DO THIS | Below is a listing; write it out exactly and drop any images from it.

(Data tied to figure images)

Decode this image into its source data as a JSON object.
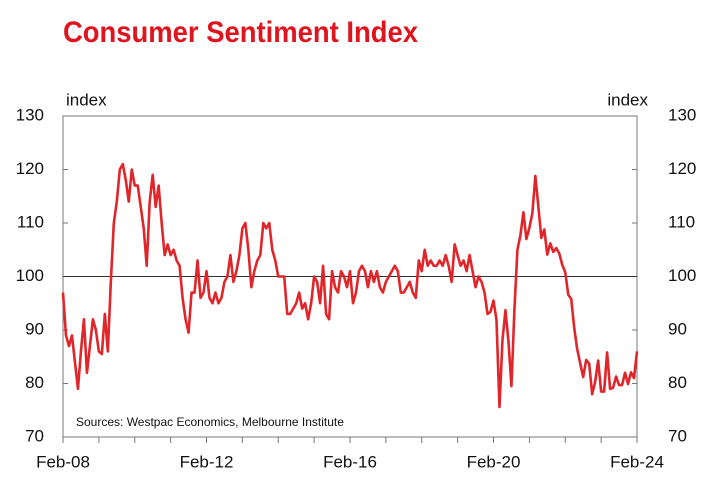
{
  "chart_data": {
    "type": "line",
    "title": "Consumer Sentiment Index",
    "y_label": "index",
    "y2_label": "index",
    "annotation": "Sources: Westpac Economics, Melbourne Institute",
    "categories": [
      "Feb-08",
      null,
      null,
      null,
      null,
      null,
      null,
      null,
      null,
      null,
      null,
      null,
      null,
      null,
      null,
      null,
      null,
      null,
      null,
      null,
      null,
      null,
      null,
      null,
      null,
      null,
      null,
      null,
      null,
      null,
      null,
      null,
      null,
      null,
      null,
      null,
      null,
      null,
      null,
      null,
      null,
      null,
      null,
      null,
      null,
      null,
      null,
      null,
      "Feb-12",
      null,
      null,
      null,
      null,
      null,
      null,
      null,
      null,
      null,
      null,
      null,
      null,
      null,
      null,
      null,
      null,
      null,
      null,
      null,
      null,
      null,
      null,
      null,
      null,
      null,
      null,
      null,
      null,
      null,
      null,
      null,
      null,
      null,
      null,
      null,
      null,
      null,
      null,
      null,
      null,
      null,
      null,
      null,
      null,
      null,
      null,
      null,
      "Feb-16",
      null,
      null,
      null,
      null,
      null,
      null,
      null,
      null,
      null,
      null,
      null,
      null,
      null,
      null,
      null,
      null,
      null,
      null,
      null,
      null,
      null,
      null,
      null,
      null,
      null,
      null,
      null,
      null,
      null,
      null,
      null,
      null,
      null,
      null,
      null,
      null,
      null,
      null,
      null,
      null,
      null,
      null,
      null,
      null,
      null,
      null,
      null,
      "Feb-20",
      null,
      null,
      null,
      null,
      null,
      null,
      null,
      null,
      null,
      null,
      null,
      null,
      null,
      null,
      null,
      null,
      null,
      null,
      null,
      null,
      null,
      null,
      null,
      null,
      null,
      null,
      null,
      null,
      null,
      null,
      null,
      null,
      null,
      null,
      null,
      null,
      null,
      null,
      null,
      null,
      null,
      null,
      null,
      null,
      null,
      null,
      null,
      "Feb-24"
    ],
    "series": [
      {
        "color": "#e0262b",
        "values": [
          97,
          89,
          87,
          89,
          84,
          79,
          86,
          92,
          82,
          87,
          92,
          90,
          86,
          85.5,
          93,
          86,
          99,
          110,
          114,
          120,
          121,
          118,
          114,
          120,
          117,
          117,
          113,
          109,
          102,
          114,
          119,
          113,
          117,
          110,
          104,
          106,
          104,
          105,
          103,
          102,
          96,
          92,
          89.5,
          97,
          97,
          103,
          96,
          97,
          101,
          96,
          95,
          97,
          95,
          96,
          99,
          100,
          104,
          99,
          101,
          104,
          109,
          110,
          105,
          98,
          101,
          103,
          104,
          110,
          109,
          110,
          105,
          103,
          100,
          100,
          100,
          93,
          93,
          94,
          95,
          97,
          94,
          95,
          92,
          95,
          100,
          99,
          95,
          102,
          93,
          92,
          101,
          98,
          97,
          101,
          100,
          98,
          101,
          95,
          97,
          101,
          102,
          101,
          98,
          101,
          99,
          101,
          98,
          97,
          99,
          100,
          101,
          102,
          101,
          97,
          97,
          98,
          99,
          97,
          96,
          103,
          101,
          105,
          102,
          103,
          102,
          102,
          103,
          102,
          104,
          102,
          99,
          106,
          104,
          102,
          103,
          101,
          104,
          101,
          98,
          100,
          99,
          97,
          93,
          93.4,
          95.5,
          91.9,
          75.6,
          88.1,
          93.7,
          87.9,
          79.5,
          93.8,
          105,
          107.7,
          112,
          107,
          109.1,
          111.8,
          118.8,
          113.1,
          107.2,
          108.8,
          104.1,
          106.2,
          104.6,
          105.3,
          104.3,
          102.2,
          100.8,
          96.6,
          95.8,
          90.4,
          86.4,
          83.8,
          81.2,
          84.4,
          83.7,
          78,
          80.3,
          84.3,
          78.5,
          78.5,
          85.8,
          79,
          79.2,
          81.3,
          79.7,
          79.7,
          82,
          79.9,
          82.1,
          81,
          86
        ]
      }
    ],
    "ylim": [
      70,
      130
    ],
    "yticks": [
      70,
      80,
      90,
      100,
      110,
      120,
      130
    ],
    "y2lim": [
      70,
      130
    ],
    "y2ticks": [
      70,
      80,
      90,
      100,
      110,
      120,
      130
    ],
    "reference_line": 100,
    "grid": false
  }
}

COMPLETED TASK |
Decode this image into its source data as a JSON object.
{
  "chart_data": {
    "type": "line",
    "title": "Consumer Sentiment Index",
    "y_label": "index",
    "y2_label": "index",
    "annotation": "Sources: Westpac Economics, Melbourne Institute",
    "categories": [
      "Feb-08",
      null,
      null,
      null,
      null,
      null,
      null,
      null,
      null,
      null,
      null,
      null,
      null,
      null,
      null,
      null,
      null,
      null,
      null,
      null,
      null,
      null,
      null,
      null,
      null,
      null,
      null,
      null,
      null,
      null,
      null,
      null,
      null,
      null,
      null,
      null,
      null,
      null,
      null,
      null,
      null,
      null,
      null,
      null,
      null,
      null,
      null,
      null,
      "Feb-12",
      null,
      null,
      null,
      null,
      null,
      null,
      null,
      null,
      null,
      null,
      null,
      null,
      null,
      null,
      null,
      null,
      null,
      null,
      null,
      null,
      null,
      null,
      null,
      null,
      null,
      null,
      null,
      null,
      null,
      null,
      null,
      null,
      null,
      null,
      null,
      null,
      null,
      null,
      null,
      null,
      null,
      null,
      null,
      null,
      null,
      null,
      null,
      "Feb-16",
      null,
      null,
      null,
      null,
      null,
      null,
      null,
      null,
      null,
      null,
      null,
      null,
      null,
      null,
      null,
      null,
      null,
      null,
      null,
      null,
      null,
      null,
      null,
      null,
      null,
      null,
      null,
      null,
      null,
      null,
      null,
      null,
      null,
      null,
      null,
      null,
      null,
      null,
      null,
      null,
      null,
      null,
      null,
      null,
      null,
      null,
      null,
      "Feb-20",
      null,
      null,
      null,
      null,
      null,
      null,
      null,
      null,
      null,
      null,
      null,
      null,
      null,
      null,
      null,
      null,
      null,
      null,
      null,
      null,
      null,
      null,
      null,
      null,
      null,
      null,
      null,
      null,
      null,
      null,
      null,
      null,
      null,
      null,
      null,
      null,
      null,
      null,
      null,
      null,
      null,
      null,
      null,
      null,
      null,
      null,
      null,
      "Feb-24"
    ],
    "series": [
      {
        "color": "#e0262b",
        "values": [
          97,
          89,
          87,
          89,
          84,
          79,
          86,
          92,
          82,
          87,
          92,
          90,
          86,
          85.5,
          93,
          86,
          99,
          110,
          114,
          120,
          121,
          118,
          114,
          120,
          117,
          117,
          113,
          109,
          102,
          114,
          119,
          113,
          117,
          110,
          104,
          106,
          104,
          105,
          103,
          102,
          96,
          92,
          89.5,
          97,
          97,
          103,
          96,
          97,
          101,
          96,
          95,
          97,
          95,
          96,
          99,
          100,
          104,
          99,
          101,
          104,
          109,
          110,
          105,
          98,
          101,
          103,
          104,
          110,
          109,
          110,
          105,
          103,
          100,
          100,
          100,
          93,
          93,
          94,
          95,
          97,
          94,
          95,
          92,
          95,
          100,
          99,
          95,
          102,
          93,
          92,
          101,
          98,
          97,
          101,
          100,
          98,
          101,
          95,
          97,
          101,
          102,
          101,
          98,
          101,
          99,
          101,
          98,
          97,
          99,
          100,
          101,
          102,
          101,
          97,
          97,
          98,
          99,
          97,
          96,
          103,
          101,
          105,
          102,
          103,
          102,
          102,
          103,
          102,
          104,
          102,
          99,
          106,
          104,
          102,
          103,
          101,
          104,
          101,
          98,
          100,
          99,
          97,
          93,
          93.4,
          95.5,
          91.9,
          75.6,
          88.1,
          93.7,
          87.9,
          79.5,
          93.8,
          105,
          107.7,
          112,
          107,
          109.1,
          111.8,
          118.8,
          113.1,
          107.2,
          108.8,
          104.1,
          106.2,
          104.6,
          105.3,
          104.3,
          102.2,
          100.8,
          96.6,
          95.8,
          90.4,
          86.4,
          83.8,
          81.2,
          84.4,
          83.7,
          78,
          80.3,
          84.3,
          78.5,
          78.5,
          85.8,
          79,
          79.2,
          81.3,
          79.7,
          79.7,
          82,
          79.9,
          82.1,
          81,
          86
        ]
      }
    ],
    "ylim": [
      70,
      130
    ],
    "yticks": [
      70,
      80,
      90,
      100,
      110,
      120,
      130
    ],
    "y2lim": [
      70,
      130
    ],
    "y2ticks": [
      70,
      80,
      90,
      100,
      110,
      120,
      130
    ],
    "reference_line": 100,
    "grid": false
  }
}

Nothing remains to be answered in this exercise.